YOUR INSTRUCTIONS:
Would you write out the listing verbatim and skip every picture in it?

SUPPLIED MATERIAL:
--- Begin ---

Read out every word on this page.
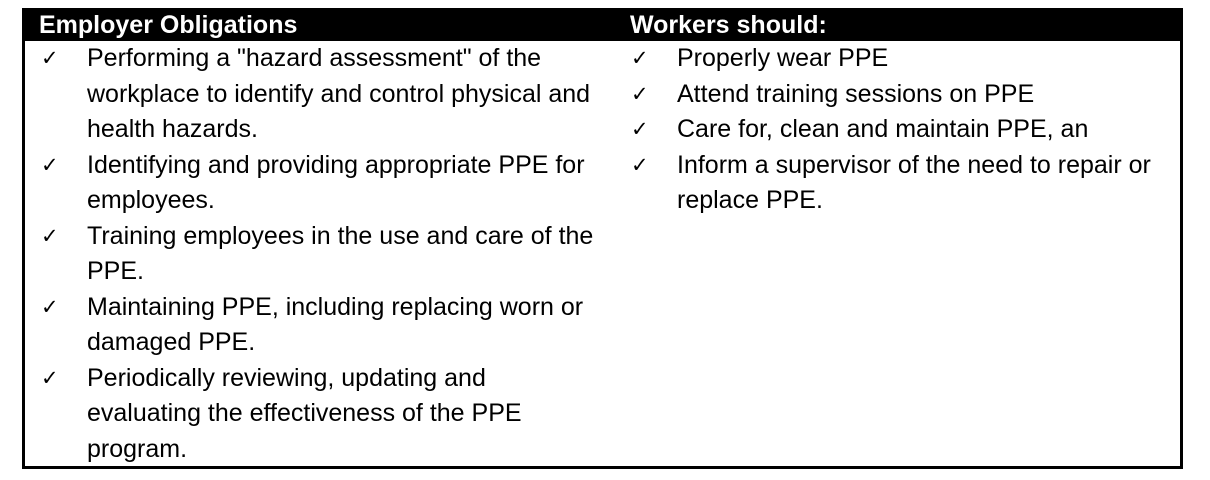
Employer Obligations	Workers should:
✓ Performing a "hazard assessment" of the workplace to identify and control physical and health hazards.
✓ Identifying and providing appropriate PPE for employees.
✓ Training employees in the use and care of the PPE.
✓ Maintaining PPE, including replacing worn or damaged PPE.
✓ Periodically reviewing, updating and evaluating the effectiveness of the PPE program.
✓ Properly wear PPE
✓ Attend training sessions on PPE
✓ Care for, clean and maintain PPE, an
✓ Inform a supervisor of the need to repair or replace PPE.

--- End ---

WRITTEN RESPONSE:
Read out every word on this page.
Employer Obligations	Workers should:
✓ Performing a "hazard assessment" of the workplace to identify and control physical and health hazards.
✓ Identifying and providing appropriate PPE for employees.
✓ Training employees in the use and care of the PPE.
✓ Maintaining PPE, including replacing worn or damaged PPE.
✓ Periodically reviewing, updating and evaluating the effectiveness of the PPE program.
✓ Properly wear PPE
✓ Attend training sessions on PPE
✓ Care for, clean and maintain PPE, an
✓ Inform a supervisor of the need to repair or replace PPE.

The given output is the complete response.